Excerpt from a dataset

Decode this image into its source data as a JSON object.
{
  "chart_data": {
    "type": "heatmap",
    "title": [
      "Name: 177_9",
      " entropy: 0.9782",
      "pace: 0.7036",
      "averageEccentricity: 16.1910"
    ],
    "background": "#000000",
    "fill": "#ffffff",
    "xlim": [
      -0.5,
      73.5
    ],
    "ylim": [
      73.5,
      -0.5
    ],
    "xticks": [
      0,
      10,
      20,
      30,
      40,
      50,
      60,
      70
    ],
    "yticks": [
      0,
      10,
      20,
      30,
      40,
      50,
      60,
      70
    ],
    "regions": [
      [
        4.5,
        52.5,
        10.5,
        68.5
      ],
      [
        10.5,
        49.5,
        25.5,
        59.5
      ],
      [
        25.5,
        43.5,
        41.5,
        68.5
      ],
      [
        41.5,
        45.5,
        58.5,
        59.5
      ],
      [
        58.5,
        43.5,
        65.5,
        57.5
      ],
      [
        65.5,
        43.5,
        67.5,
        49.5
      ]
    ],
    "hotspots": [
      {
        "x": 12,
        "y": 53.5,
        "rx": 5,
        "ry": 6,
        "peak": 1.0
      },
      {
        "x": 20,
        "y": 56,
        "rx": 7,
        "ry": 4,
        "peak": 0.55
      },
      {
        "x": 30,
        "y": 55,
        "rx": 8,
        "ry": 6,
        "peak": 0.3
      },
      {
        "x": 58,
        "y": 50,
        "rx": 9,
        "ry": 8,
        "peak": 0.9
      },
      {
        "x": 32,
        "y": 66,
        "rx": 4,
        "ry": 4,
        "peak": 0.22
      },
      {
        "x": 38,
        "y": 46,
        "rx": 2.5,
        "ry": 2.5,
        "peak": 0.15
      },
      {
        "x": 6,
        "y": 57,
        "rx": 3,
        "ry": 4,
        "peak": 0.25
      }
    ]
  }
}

=== YOUR INSTRUCTIONS ===
Each line above is to be repeated exactly.

=== EXERCISE ANSWER ===
Decode this image into its source data as a JSON object.
{
  "chart_data": {
    "type": "heatmap",
    "title": [
      "Name: 177_9",
      " entropy: 0.9782",
      "pace: 0.7036",
      "averageEccentricity: 16.1910"
    ],
    "background": "#000000",
    "fill": "#ffffff",
    "xlim": [
      -0.5,
      73.5
    ],
    "ylim": [
      73.5,
      -0.5
    ],
    "xticks": [
      0,
      10,
      20,
      30,
      40,
      50,
      60,
      70
    ],
    "yticks": [
      0,
      10,
      20,
      30,
      40,
      50,
      60,
      70
    ],
    "regions": [
      [
        4.5,
        52.5,
        10.5,
        68.5
      ],
      [
        10.5,
        49.5,
        25.5,
        59.5
      ],
      [
        25.5,
        43.5,
        41.5,
        68.5
      ],
      [
        41.5,
        45.5,
        58.5,
        59.5
      ],
      [
        58.5,
        43.5,
        65.5,
        57.5
      ],
      [
        65.5,
        43.5,
        67.5,
        49.5
      ]
    ],
    "hotspots": [
      {
        "x": 12,
        "y": 53.5,
        "rx": 5,
        "ry": 6,
        "peak": 1.0
      },
      {
        "x": 20,
        "y": 56,
        "rx": 7,
        "ry": 4,
        "peak": 0.55
      },
      {
        "x": 30,
        "y": 55,
        "rx": 8,
        "ry": 6,
        "peak": 0.3
      },
      {
        "x": 58,
        "y": 50,
        "rx": 9,
        "ry": 8,
        "peak": 0.9
      },
      {
        "x": 32,
        "y": 66,
        "rx": 4,
        "ry": 4,
        "peak": 0.22
      },
      {
        "x": 38,
        "y": 46,
        "rx": 2.5,
        "ry": 2.5,
        "peak": 0.15
      },
      {
        "x": 6,
        "y": 57,
        "rx": 3,
        "ry": 4,
        "peak": 0.25
      }
    ]
  }
}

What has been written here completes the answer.